(A run of records)
•••
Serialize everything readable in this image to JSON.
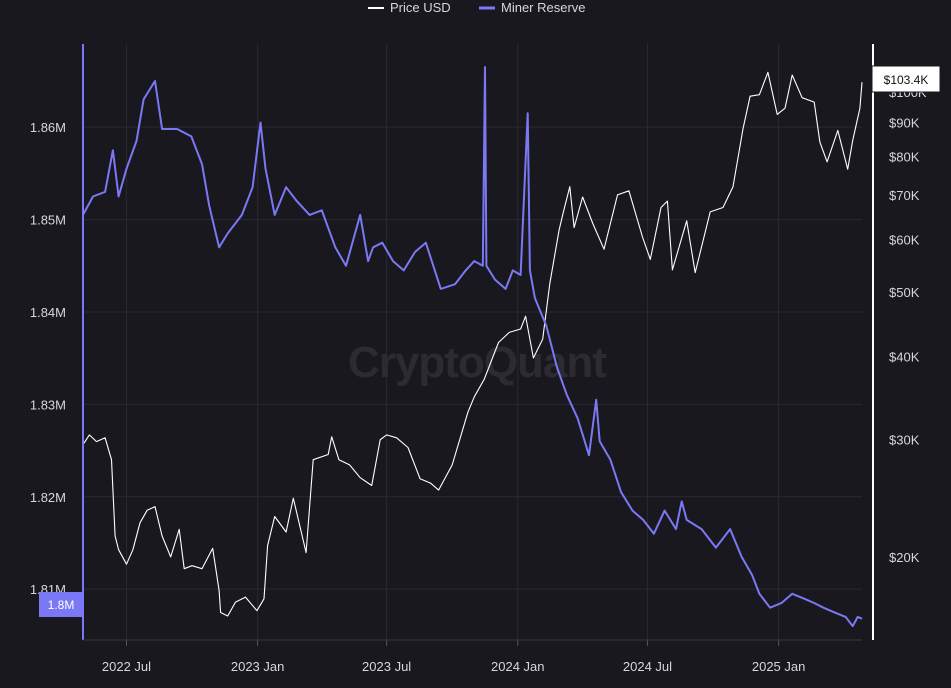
{
  "legend": {
    "price_label": "Price USD",
    "reserve_label": "Miner Reserve"
  },
  "watermark": "CryptoQuant",
  "colors": {
    "background": "#19181e",
    "grid": "#2a2930",
    "price": "#ffffff",
    "reserve": "#7b78f5",
    "left_axis": "#7b78f5",
    "right_axis": "#ffffff"
  },
  "badges": {
    "reserve_current": "1.8M",
    "price_current": "$103.4K"
  },
  "chart_data": {
    "type": "line",
    "x_axis": {
      "type": "date",
      "range": [
        "2022-05-01",
        "2025-04-28"
      ],
      "ticks": [
        {
          "date": "2022-07-01",
          "label": "2022 Jul"
        },
        {
          "date": "2023-01-01",
          "label": "2023 Jan"
        },
        {
          "date": "2023-07-01",
          "label": "2023 Jul"
        },
        {
          "date": "2024-01-01",
          "label": "2024 Jan"
        },
        {
          "date": "2024-07-01",
          "label": "2024 Jul"
        },
        {
          "date": "2025-01-01",
          "label": "2025 Jan"
        }
      ]
    },
    "y_left": {
      "label": "",
      "range": [
        1.8045,
        1.869
      ],
      "ticks": [
        {
          "value": 1.81,
          "label": "1.81M"
        },
        {
          "value": 1.82,
          "label": "1.82M"
        },
        {
          "value": 1.83,
          "label": "1.83M"
        },
        {
          "value": 1.84,
          "label": "1.84M"
        },
        {
          "value": 1.85,
          "label": "1.85M"
        },
        {
          "value": 1.86,
          "label": "1.86M"
        }
      ]
    },
    "y_right": {
      "label": "",
      "scale": "log",
      "range": [
        15000,
        118000
      ],
      "ticks": [
        {
          "value": 20000,
          "label": "$20K"
        },
        {
          "value": 30000,
          "label": "$30K"
        },
        {
          "value": 40000,
          "label": "$40K"
        },
        {
          "value": 50000,
          "label": "$50K"
        },
        {
          "value": 60000,
          "label": "$60K"
        },
        {
          "value": 70000,
          "label": "$70K"
        },
        {
          "value": 80000,
          "label": "$80K"
        },
        {
          "value": 90000,
          "label": "$90K"
        },
        {
          "value": 100000,
          "label": "$100K"
        }
      ]
    },
    "grid": true,
    "legend_position": "top-center",
    "series": [
      {
        "name": "Price USD",
        "axis": "right",
        "points": [
          [
            "2022-05-01",
            29500
          ],
          [
            "2022-05-10",
            30500
          ],
          [
            "2022-05-20",
            29800
          ],
          [
            "2022-06-01",
            30200
          ],
          [
            "2022-06-10",
            28000
          ],
          [
            "2022-06-15",
            21500
          ],
          [
            "2022-06-20",
            20500
          ],
          [
            "2022-07-01",
            19500
          ],
          [
            "2022-07-10",
            20500
          ],
          [
            "2022-07-20",
            22500
          ],
          [
            "2022-07-30",
            23500
          ],
          [
            "2022-08-10",
            23800
          ],
          [
            "2022-08-20",
            21500
          ],
          [
            "2022-09-01",
            20000
          ],
          [
            "2022-09-13",
            22000
          ],
          [
            "2022-09-20",
            19200
          ],
          [
            "2022-10-01",
            19400
          ],
          [
            "2022-10-15",
            19200
          ],
          [
            "2022-10-30",
            20600
          ],
          [
            "2022-11-08",
            17800
          ],
          [
            "2022-11-10",
            16500
          ],
          [
            "2022-11-20",
            16300
          ],
          [
            "2022-12-01",
            17100
          ],
          [
            "2022-12-15",
            17400
          ],
          [
            "2022-12-31",
            16600
          ],
          [
            "2023-01-10",
            17300
          ],
          [
            "2023-01-15",
            20800
          ],
          [
            "2023-01-25",
            23000
          ],
          [
            "2023-02-10",
            21800
          ],
          [
            "2023-02-20",
            24500
          ],
          [
            "2023-03-10",
            20300
          ],
          [
            "2023-03-20",
            28000
          ],
          [
            "2023-04-10",
            28500
          ],
          [
            "2023-04-15",
            30300
          ],
          [
            "2023-04-25",
            28000
          ],
          [
            "2023-05-10",
            27500
          ],
          [
            "2023-05-25",
            26300
          ],
          [
            "2023-06-10",
            25600
          ],
          [
            "2023-06-22",
            30000
          ],
          [
            "2023-07-01",
            30500
          ],
          [
            "2023-07-15",
            30200
          ],
          [
            "2023-07-31",
            29200
          ],
          [
            "2023-08-17",
            26200
          ],
          [
            "2023-09-01",
            25800
          ],
          [
            "2023-09-12",
            25200
          ],
          [
            "2023-10-01",
            27500
          ],
          [
            "2023-10-23",
            33000
          ],
          [
            "2023-11-01",
            34800
          ],
          [
            "2023-11-15",
            37000
          ],
          [
            "2023-12-05",
            42000
          ],
          [
            "2023-12-20",
            43500
          ],
          [
            "2024-01-05",
            44000
          ],
          [
            "2024-01-12",
            46000
          ],
          [
            "2024-01-23",
            39800
          ],
          [
            "2024-02-05",
            42500
          ],
          [
            "2024-02-15",
            51500
          ],
          [
            "2024-02-28",
            62000
          ],
          [
            "2024-03-05",
            66000
          ],
          [
            "2024-03-14",
            72000
          ],
          [
            "2024-03-20",
            62500
          ],
          [
            "2024-04-01",
            69500
          ],
          [
            "2024-04-15",
            63500
          ],
          [
            "2024-05-01",
            58000
          ],
          [
            "2024-05-20",
            70000
          ],
          [
            "2024-06-05",
            71000
          ],
          [
            "2024-06-24",
            60500
          ],
          [
            "2024-07-05",
            56000
          ],
          [
            "2024-07-20",
            67000
          ],
          [
            "2024-07-29",
            68500
          ],
          [
            "2024-08-05",
            54000
          ],
          [
            "2024-08-25",
            64000
          ],
          [
            "2024-09-06",
            53500
          ],
          [
            "2024-09-27",
            66000
          ],
          [
            "2024-10-15",
            67000
          ],
          [
            "2024-10-29",
            72000
          ],
          [
            "2024-11-12",
            88000
          ],
          [
            "2024-11-22",
            98500
          ],
          [
            "2024-12-05",
            99000
          ],
          [
            "2024-12-17",
            107000
          ],
          [
            "2024-12-30",
            92500
          ],
          [
            "2025-01-10",
            94500
          ],
          [
            "2025-01-20",
            106000
          ],
          [
            "2025-02-03",
            98000
          ],
          [
            "2025-02-20",
            96500
          ],
          [
            "2025-02-28",
            84000
          ],
          [
            "2025-03-10",
            78500
          ],
          [
            "2025-03-25",
            87500
          ],
          [
            "2025-04-08",
            76500
          ],
          [
            "2025-04-15",
            84500
          ],
          [
            "2025-04-25",
            94500
          ],
          [
            "2025-04-28",
            103400
          ]
        ]
      },
      {
        "name": "Miner Reserve",
        "axis": "left",
        "points": [
          [
            "2022-05-01",
            1.8505
          ],
          [
            "2022-05-15",
            1.8525
          ],
          [
            "2022-06-01",
            1.853
          ],
          [
            "2022-06-12",
            1.8575
          ],
          [
            "2022-06-20",
            1.8525
          ],
          [
            "2022-07-01",
            1.8555
          ],
          [
            "2022-07-15",
            1.8585
          ],
          [
            "2022-07-25",
            1.863
          ],
          [
            "2022-08-10",
            1.865
          ],
          [
            "2022-08-20",
            1.8598
          ],
          [
            "2022-09-10",
            1.8598
          ],
          [
            "2022-09-30",
            1.859
          ],
          [
            "2022-10-15",
            1.856
          ],
          [
            "2022-10-25",
            1.8515
          ],
          [
            "2022-11-08",
            1.847
          ],
          [
            "2022-11-20",
            1.8485
          ],
          [
            "2022-12-10",
            1.8505
          ],
          [
            "2022-12-25",
            1.8535
          ],
          [
            "2023-01-05",
            1.8605
          ],
          [
            "2023-01-12",
            1.8555
          ],
          [
            "2023-01-25",
            1.8505
          ],
          [
            "2023-02-10",
            1.8535
          ],
          [
            "2023-02-25",
            1.852
          ],
          [
            "2023-03-15",
            1.8505
          ],
          [
            "2023-04-01",
            1.851
          ],
          [
            "2023-04-20",
            1.847
          ],
          [
            "2023-05-05",
            1.845
          ],
          [
            "2023-05-25",
            1.8505
          ],
          [
            "2023-06-05",
            1.8455
          ],
          [
            "2023-06-12",
            1.847
          ],
          [
            "2023-06-25",
            1.8475
          ],
          [
            "2023-07-10",
            1.8455
          ],
          [
            "2023-07-25",
            1.8445
          ],
          [
            "2023-08-10",
            1.8465
          ],
          [
            "2023-08-25",
            1.8475
          ],
          [
            "2023-09-15",
            1.8425
          ],
          [
            "2023-10-05",
            1.843
          ],
          [
            "2023-10-20",
            1.8445
          ],
          [
            "2023-11-01",
            1.8455
          ],
          [
            "2023-11-13",
            1.845
          ],
          [
            "2023-11-16",
            1.8665
          ],
          [
            "2023-11-18",
            1.845
          ],
          [
            "2023-11-30",
            1.8435
          ],
          [
            "2023-12-15",
            1.8425
          ],
          [
            "2023-12-25",
            1.8445
          ],
          [
            "2024-01-05",
            1.844
          ],
          [
            "2024-01-15",
            1.8615
          ],
          [
            "2024-01-18",
            1.8445
          ],
          [
            "2024-01-25",
            1.8415
          ],
          [
            "2024-02-10",
            1.8385
          ],
          [
            "2024-02-25",
            1.834
          ],
          [
            "2024-03-10",
            1.831
          ],
          [
            "2024-03-25",
            1.8285
          ],
          [
            "2024-04-10",
            1.8245
          ],
          [
            "2024-04-20",
            1.8305
          ],
          [
            "2024-04-25",
            1.826
          ],
          [
            "2024-05-10",
            1.824
          ],
          [
            "2024-05-25",
            1.8205
          ],
          [
            "2024-06-10",
            1.8185
          ],
          [
            "2024-06-25",
            1.8175
          ],
          [
            "2024-07-10",
            1.816
          ],
          [
            "2024-07-25",
            1.8185
          ],
          [
            "2024-08-10",
            1.8165
          ],
          [
            "2024-08-18",
            1.8195
          ],
          [
            "2024-08-25",
            1.8175
          ],
          [
            "2024-09-15",
            1.8165
          ],
          [
            "2024-10-05",
            1.8145
          ],
          [
            "2024-10-25",
            1.8165
          ],
          [
            "2024-11-10",
            1.8135
          ],
          [
            "2024-11-25",
            1.8115
          ],
          [
            "2024-12-05",
            1.8095
          ],
          [
            "2024-12-20",
            1.808
          ],
          [
            "2025-01-05",
            1.8085
          ],
          [
            "2025-01-20",
            1.8095
          ],
          [
            "2025-02-05",
            1.809
          ],
          [
            "2025-02-20",
            1.8085
          ],
          [
            "2025-03-05",
            1.808
          ],
          [
            "2025-03-20",
            1.8075
          ],
          [
            "2025-04-05",
            1.807
          ],
          [
            "2025-04-15",
            1.806
          ],
          [
            "2025-04-22",
            1.807
          ],
          [
            "2025-04-28",
            1.8068
          ]
        ]
      }
    ]
  }
}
•••
#### AIM
Provide the number of lines containing the string "date", with no other output.

#### TASK RESULT
7